Would you retype all of these records exactly?

Data entries for graphics:
****************************************

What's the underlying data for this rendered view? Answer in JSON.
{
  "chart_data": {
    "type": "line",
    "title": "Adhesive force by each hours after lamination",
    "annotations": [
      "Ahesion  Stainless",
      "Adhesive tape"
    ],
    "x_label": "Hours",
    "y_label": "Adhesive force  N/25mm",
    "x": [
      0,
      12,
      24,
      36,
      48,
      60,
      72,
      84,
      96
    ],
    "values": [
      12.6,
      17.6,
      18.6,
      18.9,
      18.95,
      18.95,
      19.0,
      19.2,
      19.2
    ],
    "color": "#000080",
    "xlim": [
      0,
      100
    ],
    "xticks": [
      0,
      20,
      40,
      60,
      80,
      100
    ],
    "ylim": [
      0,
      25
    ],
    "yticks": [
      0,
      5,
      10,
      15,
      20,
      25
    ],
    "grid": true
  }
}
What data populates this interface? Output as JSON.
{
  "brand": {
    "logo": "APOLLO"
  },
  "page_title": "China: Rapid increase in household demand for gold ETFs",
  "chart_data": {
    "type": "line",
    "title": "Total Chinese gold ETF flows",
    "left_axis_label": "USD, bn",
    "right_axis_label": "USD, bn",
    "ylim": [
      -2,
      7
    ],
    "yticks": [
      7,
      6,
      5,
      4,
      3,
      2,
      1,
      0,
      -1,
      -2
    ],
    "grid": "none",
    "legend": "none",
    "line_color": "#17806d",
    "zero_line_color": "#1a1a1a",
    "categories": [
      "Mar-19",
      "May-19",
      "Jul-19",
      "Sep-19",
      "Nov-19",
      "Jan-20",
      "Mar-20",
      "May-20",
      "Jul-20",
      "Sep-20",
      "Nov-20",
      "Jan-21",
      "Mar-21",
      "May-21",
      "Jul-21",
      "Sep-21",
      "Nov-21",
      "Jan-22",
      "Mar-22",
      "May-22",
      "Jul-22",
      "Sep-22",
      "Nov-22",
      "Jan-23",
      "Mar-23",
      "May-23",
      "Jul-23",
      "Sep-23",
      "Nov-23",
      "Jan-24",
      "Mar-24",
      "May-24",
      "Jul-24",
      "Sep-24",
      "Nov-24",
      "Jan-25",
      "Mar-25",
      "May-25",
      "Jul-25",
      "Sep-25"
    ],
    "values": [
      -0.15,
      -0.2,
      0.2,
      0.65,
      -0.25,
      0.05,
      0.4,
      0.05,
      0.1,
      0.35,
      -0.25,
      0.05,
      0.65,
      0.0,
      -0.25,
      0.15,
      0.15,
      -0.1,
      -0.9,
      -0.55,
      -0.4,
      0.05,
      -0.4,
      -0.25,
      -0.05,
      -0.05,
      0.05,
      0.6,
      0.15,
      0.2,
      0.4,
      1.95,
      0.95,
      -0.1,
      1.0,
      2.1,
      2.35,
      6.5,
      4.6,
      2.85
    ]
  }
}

****************************************

▶ _Completed task_:
What's the underlying data for this rendered view? Answer in JSON.
{
  "chart_data": {
    "type": "line",
    "title": "Adhesive force by each hours after lamination",
    "annotations": [
      "Ahesion  Stainless",
      "Adhesive tape"
    ],
    "x_label": "Hours",
    "y_label": "Adhesive force  N/25mm",
    "x": [
      0,
      12,
      24,
      36,
      48,
      60,
      72,
      84,
      96
    ],
    "values": [
      12.6,
      17.6,
      18.6,
      18.9,
      18.95,
      18.95,
      19.0,
      19.2,
      19.2
    ],
    "color": "#000080",
    "xlim": [
      0,
      100
    ],
    "xticks": [
      0,
      20,
      40,
      60,
      80,
      100
    ],
    "ylim": [
      0,
      25
    ],
    "yticks": [
      0,
      5,
      10,
      15,
      20,
      25
    ],
    "grid": true
  }
}
What data populates this interface? Output as JSON.
{
  "brand": {
    "logo": "APOLLO"
  },
  "page_title": "China: Rapid increase in household demand for gold ETFs",
  "chart_data": {
    "type": "line",
    "title": "Total Chinese gold ETF flows",
    "left_axis_label": "USD, bn",
    "right_axis_label": "USD, bn",
    "ylim": [
      -2,
      7
    ],
    "yticks": [
      7,
      6,
      5,
      4,
      3,
      2,
      1,
      0,
      -1,
      -2
    ],
    "grid": "none",
    "legend": "none",
    "line_color": "#17806d",
    "zero_line_color": "#1a1a1a",
    "categories": [
      "Mar-19",
      "May-19",
      "Jul-19",
      "Sep-19",
      "Nov-19",
      "Jan-20",
      "Mar-20",
      "May-20",
      "Jul-20",
      "Sep-20",
      "Nov-20",
      "Jan-21",
      "Mar-21",
      "May-21",
      "Jul-21",
      "Sep-21",
      "Nov-21",
      "Jan-22",
      "Mar-22",
      "May-22",
      "Jul-22",
      "Sep-22",
      "Nov-22",
      "Jan-23",
      "Mar-23",
      "May-23",
      "Jul-23",
      "Sep-23",
      "Nov-23",
      "Jan-24",
      "Mar-24",
      "May-24",
      "Jul-24",
      "Sep-24",
      "Nov-24",
      "Jan-25",
      "Mar-25",
      "May-25",
      "Jul-25",
      "Sep-25"
    ],
    "values": [
      -0.15,
      -0.2,
      0.2,
      0.65,
      -0.25,
      0.05,
      0.4,
      0.05,
      0.1,
      0.35,
      -0.25,
      0.05,
      0.65,
      0.0,
      -0.25,
      0.15,
      0.15,
      -0.1,
      -0.9,
      -0.55,
      -0.4,
      0.05,
      -0.4,
      -0.25,
      -0.05,
      -0.05,
      0.05,
      0.6,
      0.15,
      0.2,
      0.4,
      1.95,
      0.95,
      -0.1,
      1.0,
      2.1,
      2.35,
      6.5,
      4.6,
      2.85
    ]
  }
}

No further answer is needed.